- [Instructions to follow]:
Copy all the material below, exactly as it stands.

[Figure record extracts]
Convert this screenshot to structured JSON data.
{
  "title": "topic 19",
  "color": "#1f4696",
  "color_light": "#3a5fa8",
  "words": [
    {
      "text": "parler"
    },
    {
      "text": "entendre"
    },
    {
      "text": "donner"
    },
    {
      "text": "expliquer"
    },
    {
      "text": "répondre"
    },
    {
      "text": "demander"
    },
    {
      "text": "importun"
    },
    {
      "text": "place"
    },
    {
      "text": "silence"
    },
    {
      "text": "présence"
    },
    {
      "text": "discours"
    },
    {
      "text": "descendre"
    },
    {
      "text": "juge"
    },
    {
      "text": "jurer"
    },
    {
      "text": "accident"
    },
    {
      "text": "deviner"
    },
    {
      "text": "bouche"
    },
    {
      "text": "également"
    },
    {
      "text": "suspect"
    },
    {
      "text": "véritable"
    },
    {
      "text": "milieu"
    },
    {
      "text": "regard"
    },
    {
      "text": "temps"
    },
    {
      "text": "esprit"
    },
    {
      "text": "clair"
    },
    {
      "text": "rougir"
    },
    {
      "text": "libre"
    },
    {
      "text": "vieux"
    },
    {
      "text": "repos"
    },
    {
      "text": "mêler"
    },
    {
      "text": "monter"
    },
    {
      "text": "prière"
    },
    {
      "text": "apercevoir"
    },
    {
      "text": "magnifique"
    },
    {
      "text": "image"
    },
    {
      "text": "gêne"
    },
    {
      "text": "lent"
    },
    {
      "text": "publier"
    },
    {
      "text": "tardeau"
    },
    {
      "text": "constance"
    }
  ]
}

- [Exercise output]:
Convert this screenshot to structured JSON data.
{
  "title": "topic 19",
  "color": "#1f4696",
  "color_light": "#3a5fa8",
  "words": [
    {
      "text": "parler"
    },
    {
      "text": "entendre"
    },
    {
      "text": "donner"
    },
    {
      "text": "expliquer"
    },
    {
      "text": "répondre"
    },
    {
      "text": "demander"
    },
    {
      "text": "importun"
    },
    {
      "text": "place"
    },
    {
      "text": "silence"
    },
    {
      "text": "présence"
    },
    {
      "text": "discours"
    },
    {
      "text": "descendre"
    },
    {
      "text": "juge"
    },
    {
      "text": "jurer"
    },
    {
      "text": "accident"
    },
    {
      "text": "deviner"
    },
    {
      "text": "bouche"
    },
    {
      "text": "également"
    },
    {
      "text": "suspect"
    },
    {
      "text": "véritable"
    },
    {
      "text": "milieu"
    },
    {
      "text": "regard"
    },
    {
      "text": "temps"
    },
    {
      "text": "esprit"
    },
    {
      "text": "clair"
    },
    {
      "text": "rougir"
    },
    {
      "text": "libre"
    },
    {
      "text": "vieux"
    },
    {
      "text": "repos"
    },
    {
      "text": "mêler"
    },
    {
      "text": "monter"
    },
    {
      "text": "prière"
    },
    {
      "text": "apercevoir"
    },
    {
      "text": "magnifique"
    },
    {
      "text": "image"
    },
    {
      "text": "gêne"
    },
    {
      "text": "lent"
    },
    {
      "text": "publier"
    },
    {
      "text": "tardeau"
    },
    {
      "text": "constance"
    }
  ]
}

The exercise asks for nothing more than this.